Stored records:
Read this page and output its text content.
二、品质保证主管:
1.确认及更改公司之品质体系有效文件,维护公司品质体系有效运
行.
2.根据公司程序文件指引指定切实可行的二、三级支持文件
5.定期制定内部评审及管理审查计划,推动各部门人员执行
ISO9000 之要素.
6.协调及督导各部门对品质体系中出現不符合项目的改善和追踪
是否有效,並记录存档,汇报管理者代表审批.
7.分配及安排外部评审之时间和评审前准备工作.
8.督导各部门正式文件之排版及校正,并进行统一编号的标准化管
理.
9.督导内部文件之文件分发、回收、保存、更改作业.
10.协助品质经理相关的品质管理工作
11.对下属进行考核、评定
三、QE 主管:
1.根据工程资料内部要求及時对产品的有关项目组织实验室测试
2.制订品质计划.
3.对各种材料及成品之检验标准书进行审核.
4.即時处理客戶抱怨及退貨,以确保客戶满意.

Aim: Please set down each line of the records exactly as given.

The solution:
Read this page and output its text content.
二、品质保证主管:
1.确认及更改公司之品质体系有效文件,维护公司品质体系有效运
行.
2.根据公司程序文件指引指定切实可行的二、三级支持文件
5.定期制定内部评审及管理审查计划,推动各部门人员执行
ISO9000 之要素.
6.协调及督导各部门对品质体系中出現不符合项目的改善和追踪
是否有效,並记录存档,汇报管理者代表审批.
7.分配及安排外部评审之时间和评审前准备工作.
8.督导各部门正式文件之排版及校正,并进行统一编号的标准化管
理.
9.督导内部文件之文件分发、回收、保存、更改作业.
10.协助品质经理相关的品质管理工作
11.对下属进行考核、评定
三、QE 主管:
1.根据工程资料内部要求及時对产品的有关项目组织实验室测试
2.制订品质计划.
3.对各种材料及成品之检验标准书进行审核.
4.即時处理客戶抱怨及退貨,以确保客戶满意.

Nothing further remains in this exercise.